** The problem **
Retype the listing that follows, exactly as written.

** Data lines **
::::::::::

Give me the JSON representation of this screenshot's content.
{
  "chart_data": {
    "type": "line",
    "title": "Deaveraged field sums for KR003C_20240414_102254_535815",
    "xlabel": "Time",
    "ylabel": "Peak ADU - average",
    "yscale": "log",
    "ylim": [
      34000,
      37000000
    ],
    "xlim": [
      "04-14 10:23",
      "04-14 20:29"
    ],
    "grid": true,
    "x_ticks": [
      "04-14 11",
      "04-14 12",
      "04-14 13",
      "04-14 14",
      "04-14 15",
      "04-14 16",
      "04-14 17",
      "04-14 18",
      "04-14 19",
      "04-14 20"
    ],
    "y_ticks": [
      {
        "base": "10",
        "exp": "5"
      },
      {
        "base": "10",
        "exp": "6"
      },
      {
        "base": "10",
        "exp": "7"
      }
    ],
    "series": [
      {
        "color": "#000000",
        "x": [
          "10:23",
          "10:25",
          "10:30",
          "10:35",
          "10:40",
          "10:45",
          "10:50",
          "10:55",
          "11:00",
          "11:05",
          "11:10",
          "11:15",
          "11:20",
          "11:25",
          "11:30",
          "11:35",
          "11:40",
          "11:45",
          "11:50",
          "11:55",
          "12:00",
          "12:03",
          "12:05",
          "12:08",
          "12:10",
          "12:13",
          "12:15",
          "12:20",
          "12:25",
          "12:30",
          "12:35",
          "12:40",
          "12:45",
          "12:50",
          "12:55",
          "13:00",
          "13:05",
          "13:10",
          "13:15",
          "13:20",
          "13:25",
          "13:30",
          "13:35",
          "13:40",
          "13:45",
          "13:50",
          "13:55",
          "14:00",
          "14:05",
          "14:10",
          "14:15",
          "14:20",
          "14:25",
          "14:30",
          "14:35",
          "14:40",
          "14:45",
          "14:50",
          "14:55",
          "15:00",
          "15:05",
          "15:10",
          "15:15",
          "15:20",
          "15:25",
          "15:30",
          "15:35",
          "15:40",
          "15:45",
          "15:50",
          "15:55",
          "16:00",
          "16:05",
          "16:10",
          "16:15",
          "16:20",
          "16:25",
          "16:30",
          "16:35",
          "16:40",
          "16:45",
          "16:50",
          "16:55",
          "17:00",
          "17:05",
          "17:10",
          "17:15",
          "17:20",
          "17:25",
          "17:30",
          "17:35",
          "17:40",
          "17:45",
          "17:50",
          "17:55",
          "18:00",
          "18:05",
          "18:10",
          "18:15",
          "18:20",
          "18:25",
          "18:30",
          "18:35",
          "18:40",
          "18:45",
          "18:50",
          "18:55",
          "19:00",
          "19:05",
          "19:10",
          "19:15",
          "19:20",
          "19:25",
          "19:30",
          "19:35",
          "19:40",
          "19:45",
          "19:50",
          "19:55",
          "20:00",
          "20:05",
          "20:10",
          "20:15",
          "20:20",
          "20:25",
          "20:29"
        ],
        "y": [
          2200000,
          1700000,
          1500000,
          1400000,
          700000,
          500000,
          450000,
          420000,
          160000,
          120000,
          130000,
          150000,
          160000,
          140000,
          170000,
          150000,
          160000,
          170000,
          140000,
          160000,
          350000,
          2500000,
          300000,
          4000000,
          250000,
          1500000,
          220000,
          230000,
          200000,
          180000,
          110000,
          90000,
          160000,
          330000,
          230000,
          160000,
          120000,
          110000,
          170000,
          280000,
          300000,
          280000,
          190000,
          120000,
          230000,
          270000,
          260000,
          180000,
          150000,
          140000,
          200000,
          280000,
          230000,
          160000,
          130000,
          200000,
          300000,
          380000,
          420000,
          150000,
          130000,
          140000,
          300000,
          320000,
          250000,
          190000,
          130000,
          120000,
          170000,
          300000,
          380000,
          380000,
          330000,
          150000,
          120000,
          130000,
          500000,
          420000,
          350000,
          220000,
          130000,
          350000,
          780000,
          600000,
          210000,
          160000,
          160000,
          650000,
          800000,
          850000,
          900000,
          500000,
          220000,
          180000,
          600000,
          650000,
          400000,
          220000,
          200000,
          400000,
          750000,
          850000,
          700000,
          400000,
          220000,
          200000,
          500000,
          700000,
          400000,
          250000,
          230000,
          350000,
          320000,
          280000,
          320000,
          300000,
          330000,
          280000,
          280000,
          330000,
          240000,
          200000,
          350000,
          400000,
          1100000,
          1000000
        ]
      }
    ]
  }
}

::::::::::

** Solved problem **
Give me the JSON representation of this screenshot's content.
{
  "chart_data": {
    "type": "line",
    "title": "Deaveraged field sums for KR003C_20240414_102254_535815",
    "xlabel": "Time",
    "ylabel": "Peak ADU - average",
    "yscale": "log",
    "ylim": [
      34000,
      37000000
    ],
    "xlim": [
      "04-14 10:23",
      "04-14 20:29"
    ],
    "grid": true,
    "x_ticks": [
      "04-14 11",
      "04-14 12",
      "04-14 13",
      "04-14 14",
      "04-14 15",
      "04-14 16",
      "04-14 17",
      "04-14 18",
      "04-14 19",
      "04-14 20"
    ],
    "y_ticks": [
      {
        "base": "10",
        "exp": "5"
      },
      {
        "base": "10",
        "exp": "6"
      },
      {
        "base": "10",
        "exp": "7"
      }
    ],
    "series": [
      {
        "color": "#000000",
        "x": [
          "10:23",
          "10:25",
          "10:30",
          "10:35",
          "10:40",
          "10:45",
          "10:50",
          "10:55",
          "11:00",
          "11:05",
          "11:10",
          "11:15",
          "11:20",
          "11:25",
          "11:30",
          "11:35",
          "11:40",
          "11:45",
          "11:50",
          "11:55",
          "12:00",
          "12:03",
          "12:05",
          "12:08",
          "12:10",
          "12:13",
          "12:15",
          "12:20",
          "12:25",
          "12:30",
          "12:35",
          "12:40",
          "12:45",
          "12:50",
          "12:55",
          "13:00",
          "13:05",
          "13:10",
          "13:15",
          "13:20",
          "13:25",
          "13:30",
          "13:35",
          "13:40",
          "13:45",
          "13:50",
          "13:55",
          "14:00",
          "14:05",
          "14:10",
          "14:15",
          "14:20",
          "14:25",
          "14:30",
          "14:35",
          "14:40",
          "14:45",
          "14:50",
          "14:55",
          "15:00",
          "15:05",
          "15:10",
          "15:15",
          "15:20",
          "15:25",
          "15:30",
          "15:35",
          "15:40",
          "15:45",
          "15:50",
          "15:55",
          "16:00",
          "16:05",
          "16:10",
          "16:15",
          "16:20",
          "16:25",
          "16:30",
          "16:35",
          "16:40",
          "16:45",
          "16:50",
          "16:55",
          "17:00",
          "17:05",
          "17:10",
          "17:15",
          "17:20",
          "17:25",
          "17:30",
          "17:35",
          "17:40",
          "17:45",
          "17:50",
          "17:55",
          "18:00",
          "18:05",
          "18:10",
          "18:15",
          "18:20",
          "18:25",
          "18:30",
          "18:35",
          "18:40",
          "18:45",
          "18:50",
          "18:55",
          "19:00",
          "19:05",
          "19:10",
          "19:15",
          "19:20",
          "19:25",
          "19:30",
          "19:35",
          "19:40",
          "19:45",
          "19:50",
          "19:55",
          "20:00",
          "20:05",
          "20:10",
          "20:15",
          "20:20",
          "20:25",
          "20:29"
        ],
        "y": [
          2200000,
          1700000,
          1500000,
          1400000,
          700000,
          500000,
          450000,
          420000,
          160000,
          120000,
          130000,
          150000,
          160000,
          140000,
          170000,
          150000,
          160000,
          170000,
          140000,
          160000,
          350000,
          2500000,
          300000,
          4000000,
          250000,
          1500000,
          220000,
          230000,
          200000,
          180000,
          110000,
          90000,
          160000,
          330000,
          230000,
          160000,
          120000,
          110000,
          170000,
          280000,
          300000,
          280000,
          190000,
          120000,
          230000,
          270000,
          260000,
          180000,
          150000,
          140000,
          200000,
          280000,
          230000,
          160000,
          130000,
          200000,
          300000,
          380000,
          420000,
          150000,
          130000,
          140000,
          300000,
          320000,
          250000,
          190000,
          130000,
          120000,
          170000,
          300000,
          380000,
          380000,
          330000,
          150000,
          120000,
          130000,
          500000,
          420000,
          350000,
          220000,
          130000,
          350000,
          780000,
          600000,
          210000,
          160000,
          160000,
          650000,
          800000,
          850000,
          900000,
          500000,
          220000,
          180000,
          600000,
          650000,
          400000,
          220000,
          200000,
          400000,
          750000,
          850000,
          700000,
          400000,
          220000,
          200000,
          500000,
          700000,
          400000,
          250000,
          230000,
          350000,
          320000,
          280000,
          320000,
          300000,
          330000,
          280000,
          280000,
          330000,
          240000,
          200000,
          350000,
          400000,
          1100000,
          1000000
        ]
      }
    ]
  }
}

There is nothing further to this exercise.